- INSTRUCTIONS TO FOLLOW: Filter the lines below, copying only those with the string "Handlungen".

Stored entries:
--------------------
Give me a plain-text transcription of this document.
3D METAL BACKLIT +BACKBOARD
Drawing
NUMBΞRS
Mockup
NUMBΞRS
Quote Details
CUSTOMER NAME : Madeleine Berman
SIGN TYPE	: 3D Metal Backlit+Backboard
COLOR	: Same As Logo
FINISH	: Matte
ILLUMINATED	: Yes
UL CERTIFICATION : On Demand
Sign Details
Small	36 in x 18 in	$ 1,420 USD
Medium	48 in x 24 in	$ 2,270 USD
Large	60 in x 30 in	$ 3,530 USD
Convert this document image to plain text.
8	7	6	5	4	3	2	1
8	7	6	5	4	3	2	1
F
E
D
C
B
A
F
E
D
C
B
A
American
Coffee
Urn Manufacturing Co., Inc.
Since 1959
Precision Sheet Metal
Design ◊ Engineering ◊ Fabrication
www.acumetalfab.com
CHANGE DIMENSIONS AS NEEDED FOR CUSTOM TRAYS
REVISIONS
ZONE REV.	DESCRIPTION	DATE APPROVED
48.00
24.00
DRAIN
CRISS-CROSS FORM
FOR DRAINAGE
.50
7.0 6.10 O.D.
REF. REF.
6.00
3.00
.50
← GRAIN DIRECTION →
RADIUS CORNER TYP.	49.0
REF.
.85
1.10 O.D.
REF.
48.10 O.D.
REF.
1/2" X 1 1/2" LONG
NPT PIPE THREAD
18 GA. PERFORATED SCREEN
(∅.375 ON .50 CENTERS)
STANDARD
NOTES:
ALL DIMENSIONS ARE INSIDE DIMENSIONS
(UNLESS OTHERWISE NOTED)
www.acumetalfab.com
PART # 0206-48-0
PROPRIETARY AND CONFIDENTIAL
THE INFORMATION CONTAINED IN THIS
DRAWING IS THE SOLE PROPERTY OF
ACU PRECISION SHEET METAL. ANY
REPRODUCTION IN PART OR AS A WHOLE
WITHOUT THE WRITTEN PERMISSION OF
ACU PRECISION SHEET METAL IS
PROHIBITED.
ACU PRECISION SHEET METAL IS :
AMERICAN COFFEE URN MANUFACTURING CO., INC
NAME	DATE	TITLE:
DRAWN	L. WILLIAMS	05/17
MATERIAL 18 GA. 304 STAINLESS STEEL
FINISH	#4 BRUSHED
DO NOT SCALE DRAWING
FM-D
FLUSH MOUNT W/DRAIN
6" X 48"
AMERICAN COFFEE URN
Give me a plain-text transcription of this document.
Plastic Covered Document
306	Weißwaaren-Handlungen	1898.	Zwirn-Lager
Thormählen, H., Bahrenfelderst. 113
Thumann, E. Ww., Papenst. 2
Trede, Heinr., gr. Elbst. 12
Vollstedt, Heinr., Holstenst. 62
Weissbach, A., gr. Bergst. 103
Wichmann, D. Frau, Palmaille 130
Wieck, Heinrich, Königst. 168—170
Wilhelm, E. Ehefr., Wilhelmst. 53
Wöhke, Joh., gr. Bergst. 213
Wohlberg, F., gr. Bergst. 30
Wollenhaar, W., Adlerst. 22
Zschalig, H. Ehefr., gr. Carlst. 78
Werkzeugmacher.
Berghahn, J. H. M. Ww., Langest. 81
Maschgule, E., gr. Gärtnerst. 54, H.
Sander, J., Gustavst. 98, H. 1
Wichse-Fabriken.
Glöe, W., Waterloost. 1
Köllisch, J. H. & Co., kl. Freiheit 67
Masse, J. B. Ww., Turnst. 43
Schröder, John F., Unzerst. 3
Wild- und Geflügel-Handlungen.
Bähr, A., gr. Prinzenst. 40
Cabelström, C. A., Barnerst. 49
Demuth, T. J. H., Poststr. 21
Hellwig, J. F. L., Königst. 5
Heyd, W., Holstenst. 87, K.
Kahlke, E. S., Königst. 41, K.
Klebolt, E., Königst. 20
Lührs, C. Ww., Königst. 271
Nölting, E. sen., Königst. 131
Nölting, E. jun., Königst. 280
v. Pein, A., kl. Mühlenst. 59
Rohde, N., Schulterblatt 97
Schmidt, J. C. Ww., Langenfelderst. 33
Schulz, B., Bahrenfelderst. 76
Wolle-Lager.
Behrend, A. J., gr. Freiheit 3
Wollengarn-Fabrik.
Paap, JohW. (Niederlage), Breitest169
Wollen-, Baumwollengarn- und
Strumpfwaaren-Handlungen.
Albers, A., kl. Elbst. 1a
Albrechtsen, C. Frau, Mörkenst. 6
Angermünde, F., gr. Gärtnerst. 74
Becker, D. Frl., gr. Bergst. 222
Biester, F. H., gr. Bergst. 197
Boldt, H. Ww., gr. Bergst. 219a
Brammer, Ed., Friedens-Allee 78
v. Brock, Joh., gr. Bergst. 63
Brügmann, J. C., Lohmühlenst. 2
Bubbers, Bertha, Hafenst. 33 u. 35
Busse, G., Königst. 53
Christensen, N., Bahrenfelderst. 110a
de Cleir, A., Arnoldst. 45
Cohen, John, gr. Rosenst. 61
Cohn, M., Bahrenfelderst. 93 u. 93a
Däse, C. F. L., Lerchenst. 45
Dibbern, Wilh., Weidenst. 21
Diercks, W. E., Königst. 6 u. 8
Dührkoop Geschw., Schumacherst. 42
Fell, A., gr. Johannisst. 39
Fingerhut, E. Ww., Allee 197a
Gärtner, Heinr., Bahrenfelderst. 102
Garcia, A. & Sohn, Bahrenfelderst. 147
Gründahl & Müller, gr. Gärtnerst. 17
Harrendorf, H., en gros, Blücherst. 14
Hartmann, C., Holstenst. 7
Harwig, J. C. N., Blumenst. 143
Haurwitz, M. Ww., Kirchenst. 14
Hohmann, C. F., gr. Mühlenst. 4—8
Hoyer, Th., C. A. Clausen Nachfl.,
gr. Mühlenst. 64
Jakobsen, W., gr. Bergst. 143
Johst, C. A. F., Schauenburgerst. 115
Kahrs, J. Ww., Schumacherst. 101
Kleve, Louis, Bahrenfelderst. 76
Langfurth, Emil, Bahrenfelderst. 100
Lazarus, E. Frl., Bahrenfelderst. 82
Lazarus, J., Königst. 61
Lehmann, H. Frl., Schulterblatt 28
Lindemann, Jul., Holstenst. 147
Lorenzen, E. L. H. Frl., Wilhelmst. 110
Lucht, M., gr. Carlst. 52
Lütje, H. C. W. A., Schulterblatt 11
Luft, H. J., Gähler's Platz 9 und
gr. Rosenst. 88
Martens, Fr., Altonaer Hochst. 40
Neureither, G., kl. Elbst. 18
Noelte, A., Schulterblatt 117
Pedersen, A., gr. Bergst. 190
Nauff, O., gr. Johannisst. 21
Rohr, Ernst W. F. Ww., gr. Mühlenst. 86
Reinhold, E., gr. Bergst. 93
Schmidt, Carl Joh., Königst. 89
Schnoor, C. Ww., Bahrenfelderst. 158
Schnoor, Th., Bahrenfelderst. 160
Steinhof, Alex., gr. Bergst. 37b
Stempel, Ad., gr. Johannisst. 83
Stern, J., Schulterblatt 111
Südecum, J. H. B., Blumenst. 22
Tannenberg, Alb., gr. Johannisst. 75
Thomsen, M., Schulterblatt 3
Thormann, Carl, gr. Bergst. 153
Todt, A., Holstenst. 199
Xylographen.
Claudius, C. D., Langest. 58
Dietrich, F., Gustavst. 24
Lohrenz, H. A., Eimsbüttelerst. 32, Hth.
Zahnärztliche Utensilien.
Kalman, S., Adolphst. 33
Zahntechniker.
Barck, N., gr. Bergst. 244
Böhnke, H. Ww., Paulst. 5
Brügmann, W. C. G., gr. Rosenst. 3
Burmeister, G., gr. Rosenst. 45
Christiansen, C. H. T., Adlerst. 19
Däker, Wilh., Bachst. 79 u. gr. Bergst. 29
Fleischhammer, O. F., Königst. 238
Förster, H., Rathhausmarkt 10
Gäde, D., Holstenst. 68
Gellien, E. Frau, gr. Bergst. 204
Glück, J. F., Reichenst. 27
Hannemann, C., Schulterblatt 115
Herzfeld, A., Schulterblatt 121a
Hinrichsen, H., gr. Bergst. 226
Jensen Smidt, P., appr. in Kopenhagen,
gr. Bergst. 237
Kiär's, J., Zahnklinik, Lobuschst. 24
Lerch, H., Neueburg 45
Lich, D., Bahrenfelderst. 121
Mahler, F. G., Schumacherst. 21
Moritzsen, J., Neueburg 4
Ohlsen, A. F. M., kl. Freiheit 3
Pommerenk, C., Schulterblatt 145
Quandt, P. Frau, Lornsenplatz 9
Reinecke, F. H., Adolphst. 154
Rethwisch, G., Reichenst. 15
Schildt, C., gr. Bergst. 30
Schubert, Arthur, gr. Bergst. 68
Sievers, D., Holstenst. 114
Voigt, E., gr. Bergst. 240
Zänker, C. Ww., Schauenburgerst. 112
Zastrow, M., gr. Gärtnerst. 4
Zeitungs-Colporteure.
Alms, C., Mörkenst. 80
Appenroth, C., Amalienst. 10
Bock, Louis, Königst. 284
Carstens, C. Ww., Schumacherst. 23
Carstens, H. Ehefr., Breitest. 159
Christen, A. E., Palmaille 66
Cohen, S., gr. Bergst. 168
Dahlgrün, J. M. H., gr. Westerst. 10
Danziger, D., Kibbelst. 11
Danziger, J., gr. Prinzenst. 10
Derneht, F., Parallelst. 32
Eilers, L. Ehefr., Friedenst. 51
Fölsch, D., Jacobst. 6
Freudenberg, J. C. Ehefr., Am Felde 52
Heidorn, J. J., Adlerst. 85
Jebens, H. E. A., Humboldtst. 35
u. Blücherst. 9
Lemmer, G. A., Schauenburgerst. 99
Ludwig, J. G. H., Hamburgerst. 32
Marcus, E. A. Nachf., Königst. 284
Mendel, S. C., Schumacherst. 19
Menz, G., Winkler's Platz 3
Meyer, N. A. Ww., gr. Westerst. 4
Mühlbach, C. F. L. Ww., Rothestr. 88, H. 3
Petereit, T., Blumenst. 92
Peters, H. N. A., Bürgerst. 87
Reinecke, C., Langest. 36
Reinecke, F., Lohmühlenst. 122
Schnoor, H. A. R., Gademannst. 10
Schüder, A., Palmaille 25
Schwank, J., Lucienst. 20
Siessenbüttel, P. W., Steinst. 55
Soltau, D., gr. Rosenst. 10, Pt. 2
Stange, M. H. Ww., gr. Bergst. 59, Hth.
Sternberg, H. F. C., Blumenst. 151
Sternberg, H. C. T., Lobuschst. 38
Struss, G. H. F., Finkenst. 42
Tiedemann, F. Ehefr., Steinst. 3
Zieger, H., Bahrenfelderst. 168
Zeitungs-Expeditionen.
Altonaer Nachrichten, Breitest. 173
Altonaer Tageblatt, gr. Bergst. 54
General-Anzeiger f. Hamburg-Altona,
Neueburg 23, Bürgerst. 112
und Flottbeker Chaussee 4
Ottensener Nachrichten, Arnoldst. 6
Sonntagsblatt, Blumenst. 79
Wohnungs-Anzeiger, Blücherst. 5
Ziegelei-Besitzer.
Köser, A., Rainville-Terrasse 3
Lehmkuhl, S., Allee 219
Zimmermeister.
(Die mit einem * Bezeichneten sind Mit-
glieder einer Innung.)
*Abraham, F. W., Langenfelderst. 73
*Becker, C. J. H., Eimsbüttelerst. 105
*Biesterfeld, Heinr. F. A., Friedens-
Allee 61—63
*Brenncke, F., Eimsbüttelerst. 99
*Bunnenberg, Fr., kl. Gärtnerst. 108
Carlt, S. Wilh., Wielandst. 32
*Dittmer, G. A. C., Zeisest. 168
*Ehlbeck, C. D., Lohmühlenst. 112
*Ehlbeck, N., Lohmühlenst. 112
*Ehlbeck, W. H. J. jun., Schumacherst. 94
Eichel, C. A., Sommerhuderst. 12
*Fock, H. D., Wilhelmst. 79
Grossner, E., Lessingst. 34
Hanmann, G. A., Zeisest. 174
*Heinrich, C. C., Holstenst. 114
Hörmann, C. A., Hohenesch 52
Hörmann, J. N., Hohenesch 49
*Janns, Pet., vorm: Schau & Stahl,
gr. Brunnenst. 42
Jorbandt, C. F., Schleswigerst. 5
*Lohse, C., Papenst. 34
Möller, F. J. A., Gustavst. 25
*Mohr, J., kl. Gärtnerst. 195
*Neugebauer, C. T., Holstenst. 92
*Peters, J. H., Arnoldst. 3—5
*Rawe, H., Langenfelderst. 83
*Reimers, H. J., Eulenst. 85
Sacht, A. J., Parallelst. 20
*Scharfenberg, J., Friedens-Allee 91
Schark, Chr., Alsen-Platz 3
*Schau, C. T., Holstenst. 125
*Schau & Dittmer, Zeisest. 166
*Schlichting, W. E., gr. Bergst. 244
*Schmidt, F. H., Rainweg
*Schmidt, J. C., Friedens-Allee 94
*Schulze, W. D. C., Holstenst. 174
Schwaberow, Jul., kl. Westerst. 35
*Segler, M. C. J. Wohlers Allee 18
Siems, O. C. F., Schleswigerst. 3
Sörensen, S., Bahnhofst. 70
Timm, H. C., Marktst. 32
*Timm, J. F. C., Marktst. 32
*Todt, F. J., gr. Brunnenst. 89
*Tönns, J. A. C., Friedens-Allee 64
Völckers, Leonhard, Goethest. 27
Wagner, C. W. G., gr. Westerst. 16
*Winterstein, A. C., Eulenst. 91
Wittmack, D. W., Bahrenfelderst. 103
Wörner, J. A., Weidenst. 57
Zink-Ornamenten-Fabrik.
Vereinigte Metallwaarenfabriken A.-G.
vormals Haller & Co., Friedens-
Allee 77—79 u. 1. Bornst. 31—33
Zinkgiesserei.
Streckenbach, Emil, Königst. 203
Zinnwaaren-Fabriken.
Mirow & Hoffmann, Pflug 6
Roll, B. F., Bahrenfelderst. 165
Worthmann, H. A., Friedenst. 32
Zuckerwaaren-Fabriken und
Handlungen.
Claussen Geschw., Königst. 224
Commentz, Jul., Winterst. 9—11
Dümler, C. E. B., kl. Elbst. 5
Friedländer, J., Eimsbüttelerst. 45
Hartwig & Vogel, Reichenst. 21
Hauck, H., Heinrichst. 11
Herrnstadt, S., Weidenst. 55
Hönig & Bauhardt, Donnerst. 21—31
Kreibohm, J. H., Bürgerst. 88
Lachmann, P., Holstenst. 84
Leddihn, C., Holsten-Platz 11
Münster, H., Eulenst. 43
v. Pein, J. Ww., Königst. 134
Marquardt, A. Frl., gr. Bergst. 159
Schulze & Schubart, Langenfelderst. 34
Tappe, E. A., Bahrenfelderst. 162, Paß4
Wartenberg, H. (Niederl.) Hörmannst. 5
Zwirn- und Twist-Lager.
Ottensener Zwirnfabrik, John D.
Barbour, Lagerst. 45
--------------------
- SOLUTION TO THIS TASK:
306	Weißwaaren-Handlungen	1898.	Zwirn-Lager
Wild- und Geflügel-Handlungen.
Strumpfwaaren-Handlungen.
Handlungen.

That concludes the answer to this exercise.